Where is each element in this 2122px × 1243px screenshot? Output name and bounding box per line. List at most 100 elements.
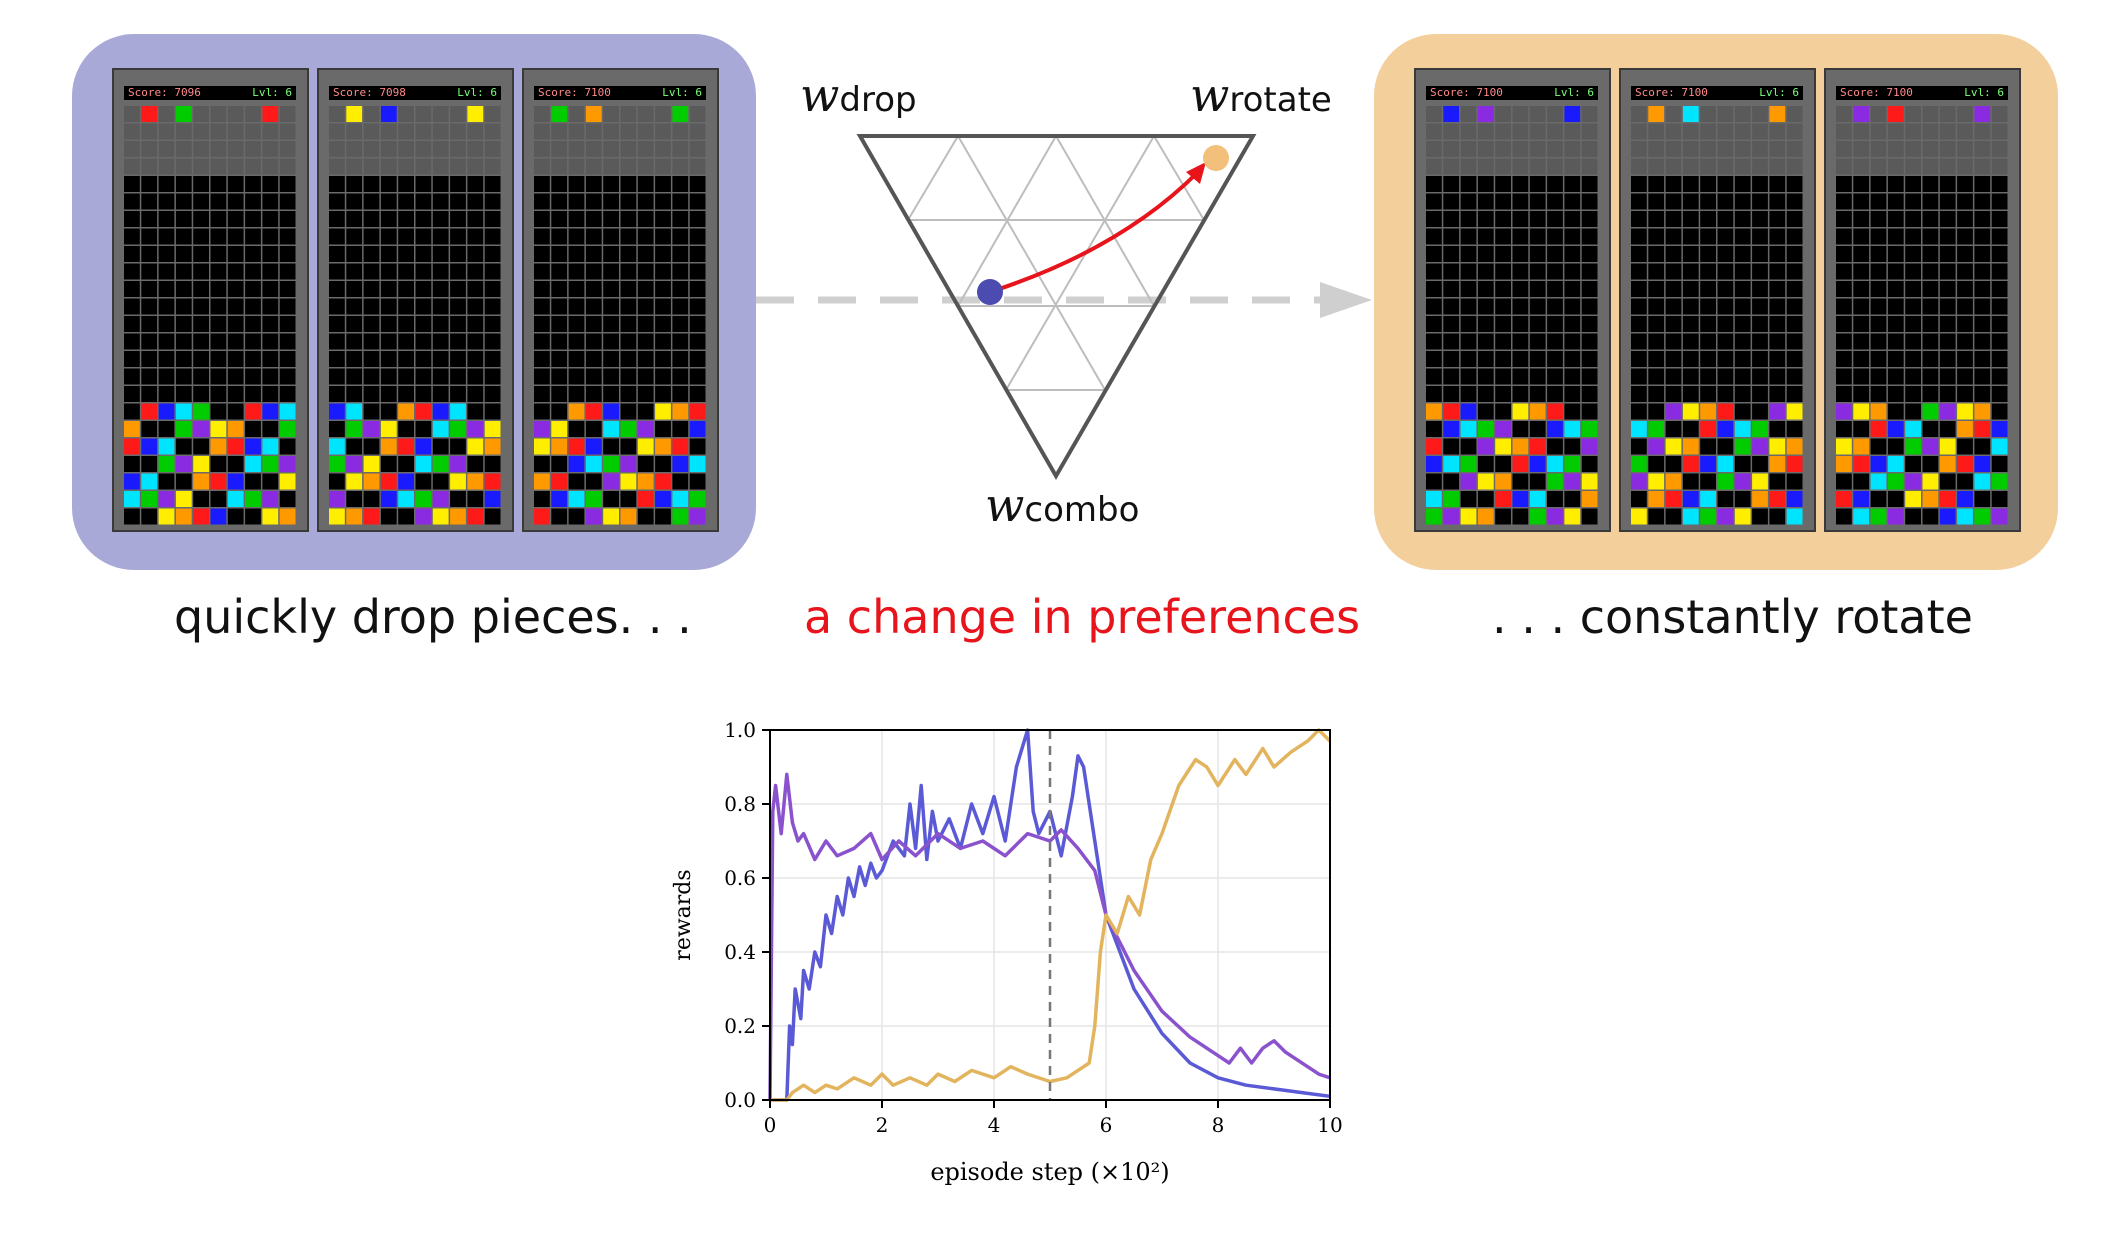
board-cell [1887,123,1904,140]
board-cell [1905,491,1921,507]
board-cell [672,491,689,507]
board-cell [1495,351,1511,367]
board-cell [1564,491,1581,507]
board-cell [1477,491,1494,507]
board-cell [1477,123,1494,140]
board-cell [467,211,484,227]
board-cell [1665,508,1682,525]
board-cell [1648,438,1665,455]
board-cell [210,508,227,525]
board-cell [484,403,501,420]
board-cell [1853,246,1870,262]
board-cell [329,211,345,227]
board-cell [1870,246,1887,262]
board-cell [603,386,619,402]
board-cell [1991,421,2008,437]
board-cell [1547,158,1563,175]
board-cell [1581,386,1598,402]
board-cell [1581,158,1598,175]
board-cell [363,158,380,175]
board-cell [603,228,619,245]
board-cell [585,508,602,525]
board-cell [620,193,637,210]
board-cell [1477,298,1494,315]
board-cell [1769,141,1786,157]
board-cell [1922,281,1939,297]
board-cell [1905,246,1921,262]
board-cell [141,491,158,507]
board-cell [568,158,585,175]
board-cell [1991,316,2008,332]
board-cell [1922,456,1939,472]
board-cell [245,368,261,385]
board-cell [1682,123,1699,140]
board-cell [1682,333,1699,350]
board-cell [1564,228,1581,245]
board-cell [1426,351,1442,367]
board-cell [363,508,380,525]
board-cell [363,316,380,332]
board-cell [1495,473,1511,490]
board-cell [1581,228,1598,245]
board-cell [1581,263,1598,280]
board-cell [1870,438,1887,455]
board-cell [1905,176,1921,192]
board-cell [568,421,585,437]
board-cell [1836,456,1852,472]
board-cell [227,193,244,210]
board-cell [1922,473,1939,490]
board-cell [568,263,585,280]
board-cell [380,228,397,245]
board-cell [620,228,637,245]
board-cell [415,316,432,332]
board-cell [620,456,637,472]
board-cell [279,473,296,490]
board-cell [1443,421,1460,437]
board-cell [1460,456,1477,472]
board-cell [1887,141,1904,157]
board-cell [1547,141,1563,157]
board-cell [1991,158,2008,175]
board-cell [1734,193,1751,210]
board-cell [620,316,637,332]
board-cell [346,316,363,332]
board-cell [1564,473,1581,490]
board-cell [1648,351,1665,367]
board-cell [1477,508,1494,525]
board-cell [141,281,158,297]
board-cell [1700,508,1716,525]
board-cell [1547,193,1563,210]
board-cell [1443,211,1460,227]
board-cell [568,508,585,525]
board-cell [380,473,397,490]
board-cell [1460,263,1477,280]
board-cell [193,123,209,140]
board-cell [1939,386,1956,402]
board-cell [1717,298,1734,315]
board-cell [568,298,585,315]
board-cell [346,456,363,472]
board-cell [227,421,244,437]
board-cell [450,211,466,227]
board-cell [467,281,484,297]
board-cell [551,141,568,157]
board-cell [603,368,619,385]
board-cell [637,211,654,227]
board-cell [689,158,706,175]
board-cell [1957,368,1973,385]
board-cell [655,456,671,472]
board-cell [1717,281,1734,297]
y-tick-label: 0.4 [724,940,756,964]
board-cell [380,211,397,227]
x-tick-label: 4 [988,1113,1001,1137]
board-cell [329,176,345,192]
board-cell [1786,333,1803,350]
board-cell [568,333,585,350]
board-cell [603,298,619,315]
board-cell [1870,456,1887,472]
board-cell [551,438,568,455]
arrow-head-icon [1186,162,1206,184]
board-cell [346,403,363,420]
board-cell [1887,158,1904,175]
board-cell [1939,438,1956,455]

************

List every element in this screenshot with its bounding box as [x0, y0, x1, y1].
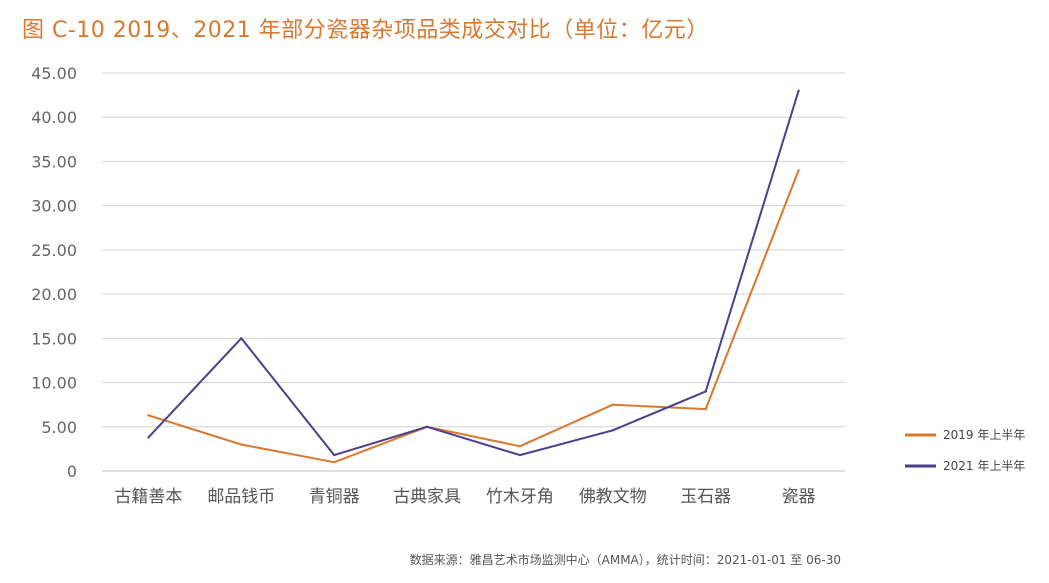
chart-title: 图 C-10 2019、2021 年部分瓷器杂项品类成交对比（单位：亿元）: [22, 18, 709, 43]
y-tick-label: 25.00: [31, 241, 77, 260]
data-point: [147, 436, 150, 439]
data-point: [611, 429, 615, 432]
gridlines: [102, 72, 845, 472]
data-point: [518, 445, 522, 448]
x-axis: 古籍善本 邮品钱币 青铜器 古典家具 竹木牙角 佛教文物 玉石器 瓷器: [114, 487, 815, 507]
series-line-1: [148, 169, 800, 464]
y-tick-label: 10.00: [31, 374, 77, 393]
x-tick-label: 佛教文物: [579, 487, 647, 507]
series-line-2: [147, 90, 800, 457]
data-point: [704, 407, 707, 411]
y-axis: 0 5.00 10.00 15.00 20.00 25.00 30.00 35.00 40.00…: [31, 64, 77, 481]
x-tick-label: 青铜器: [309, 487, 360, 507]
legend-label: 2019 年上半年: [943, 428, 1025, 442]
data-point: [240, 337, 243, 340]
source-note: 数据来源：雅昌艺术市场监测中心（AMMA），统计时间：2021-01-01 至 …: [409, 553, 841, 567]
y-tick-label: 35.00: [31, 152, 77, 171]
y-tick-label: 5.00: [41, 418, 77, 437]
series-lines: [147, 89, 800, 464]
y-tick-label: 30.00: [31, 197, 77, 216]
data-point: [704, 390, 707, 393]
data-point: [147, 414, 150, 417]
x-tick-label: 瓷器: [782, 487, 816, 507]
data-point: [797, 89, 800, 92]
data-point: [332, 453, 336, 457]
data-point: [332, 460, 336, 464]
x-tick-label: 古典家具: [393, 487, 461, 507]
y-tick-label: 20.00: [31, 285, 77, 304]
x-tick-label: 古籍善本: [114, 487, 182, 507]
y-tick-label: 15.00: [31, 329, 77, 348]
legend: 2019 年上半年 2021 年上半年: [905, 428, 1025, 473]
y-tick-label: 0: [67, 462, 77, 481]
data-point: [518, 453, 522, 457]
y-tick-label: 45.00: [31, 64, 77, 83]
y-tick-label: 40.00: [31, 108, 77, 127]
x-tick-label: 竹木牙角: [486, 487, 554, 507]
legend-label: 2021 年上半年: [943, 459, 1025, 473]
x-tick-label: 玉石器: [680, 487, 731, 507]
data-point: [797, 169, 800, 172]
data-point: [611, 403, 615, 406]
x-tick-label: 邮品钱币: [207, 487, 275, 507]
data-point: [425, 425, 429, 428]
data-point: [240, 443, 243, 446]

************

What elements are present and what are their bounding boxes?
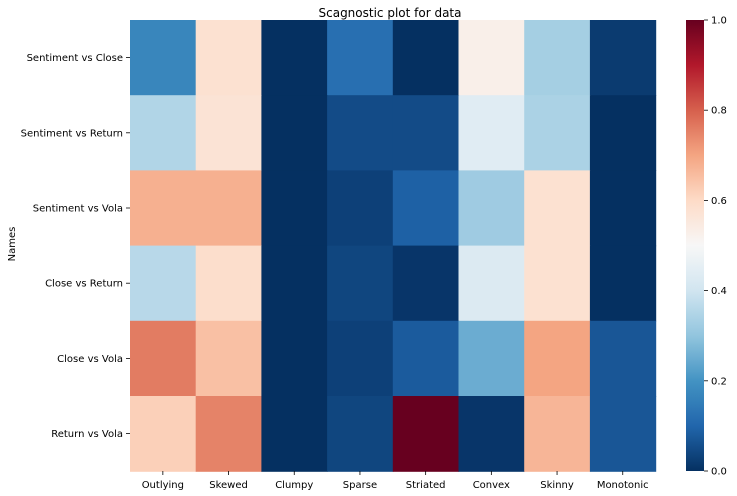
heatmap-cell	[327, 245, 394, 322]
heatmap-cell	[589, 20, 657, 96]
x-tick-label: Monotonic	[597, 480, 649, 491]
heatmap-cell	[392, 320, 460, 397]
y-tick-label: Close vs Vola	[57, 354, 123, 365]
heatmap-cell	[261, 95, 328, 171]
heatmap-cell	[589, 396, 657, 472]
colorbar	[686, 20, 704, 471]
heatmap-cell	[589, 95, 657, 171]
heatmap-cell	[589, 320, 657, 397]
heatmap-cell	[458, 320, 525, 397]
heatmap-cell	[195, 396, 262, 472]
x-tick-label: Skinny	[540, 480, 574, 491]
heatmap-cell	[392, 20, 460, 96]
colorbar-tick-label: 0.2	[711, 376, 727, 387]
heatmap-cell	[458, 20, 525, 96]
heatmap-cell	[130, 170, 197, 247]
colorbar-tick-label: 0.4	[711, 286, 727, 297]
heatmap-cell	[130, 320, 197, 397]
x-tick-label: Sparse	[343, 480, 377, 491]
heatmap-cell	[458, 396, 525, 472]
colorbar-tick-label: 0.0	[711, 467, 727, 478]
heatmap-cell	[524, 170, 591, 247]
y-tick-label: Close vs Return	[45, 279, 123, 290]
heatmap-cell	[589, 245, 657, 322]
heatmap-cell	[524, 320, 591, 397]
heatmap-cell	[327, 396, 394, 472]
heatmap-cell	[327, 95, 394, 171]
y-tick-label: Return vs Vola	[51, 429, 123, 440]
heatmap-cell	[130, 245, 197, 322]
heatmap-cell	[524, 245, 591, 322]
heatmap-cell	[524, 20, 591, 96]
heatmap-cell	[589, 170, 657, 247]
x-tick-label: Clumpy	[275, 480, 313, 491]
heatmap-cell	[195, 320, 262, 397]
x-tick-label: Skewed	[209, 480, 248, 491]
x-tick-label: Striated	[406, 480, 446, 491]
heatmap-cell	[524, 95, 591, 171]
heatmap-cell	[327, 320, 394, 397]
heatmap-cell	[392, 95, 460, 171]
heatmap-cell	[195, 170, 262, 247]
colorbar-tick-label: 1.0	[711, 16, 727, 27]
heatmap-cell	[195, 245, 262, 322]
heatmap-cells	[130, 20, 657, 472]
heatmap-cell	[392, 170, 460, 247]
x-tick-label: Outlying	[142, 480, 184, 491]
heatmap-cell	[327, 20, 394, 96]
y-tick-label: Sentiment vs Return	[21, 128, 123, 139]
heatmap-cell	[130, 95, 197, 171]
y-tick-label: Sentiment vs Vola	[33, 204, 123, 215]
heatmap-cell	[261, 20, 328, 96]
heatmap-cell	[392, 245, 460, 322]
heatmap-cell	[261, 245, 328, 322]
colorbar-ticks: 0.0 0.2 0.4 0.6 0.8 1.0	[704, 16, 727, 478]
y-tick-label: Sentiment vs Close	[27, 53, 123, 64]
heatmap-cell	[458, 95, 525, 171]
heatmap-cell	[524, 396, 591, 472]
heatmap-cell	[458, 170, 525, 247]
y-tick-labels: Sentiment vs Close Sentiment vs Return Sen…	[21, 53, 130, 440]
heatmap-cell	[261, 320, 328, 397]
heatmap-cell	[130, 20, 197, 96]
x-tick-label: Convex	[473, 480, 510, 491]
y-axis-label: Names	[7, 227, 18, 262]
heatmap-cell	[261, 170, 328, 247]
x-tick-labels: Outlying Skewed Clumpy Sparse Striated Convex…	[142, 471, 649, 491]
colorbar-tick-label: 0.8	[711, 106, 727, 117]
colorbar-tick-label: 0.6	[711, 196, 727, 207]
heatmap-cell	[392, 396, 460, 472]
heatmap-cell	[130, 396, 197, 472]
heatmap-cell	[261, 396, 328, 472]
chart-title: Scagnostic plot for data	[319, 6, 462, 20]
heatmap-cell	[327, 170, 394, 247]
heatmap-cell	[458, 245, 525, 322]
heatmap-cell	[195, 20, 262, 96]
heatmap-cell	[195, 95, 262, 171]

************

* [SHORT EXERCISE]: Switch every "board-cell" to "grid-square" in the lines starting at the one containing "board-cell [1887,123,1904,140]" and ending at the one containing "board-cell [210,508,227,525]", and write out only those lines with nothing else changed.

* [EXERCISE SOLUTION]:
grid-square [1887,123,1904,140]
grid-square [1905,491,1921,507]
grid-square [672,491,689,507]
grid-square [1495,351,1511,367]
grid-square [1564,491,1581,507]
grid-square [1477,491,1494,507]
grid-square [1477,123,1494,140]
grid-square [467,211,484,227]
grid-square [1665,508,1682,525]
grid-square [1648,438,1665,455]
grid-square [210,508,227,525]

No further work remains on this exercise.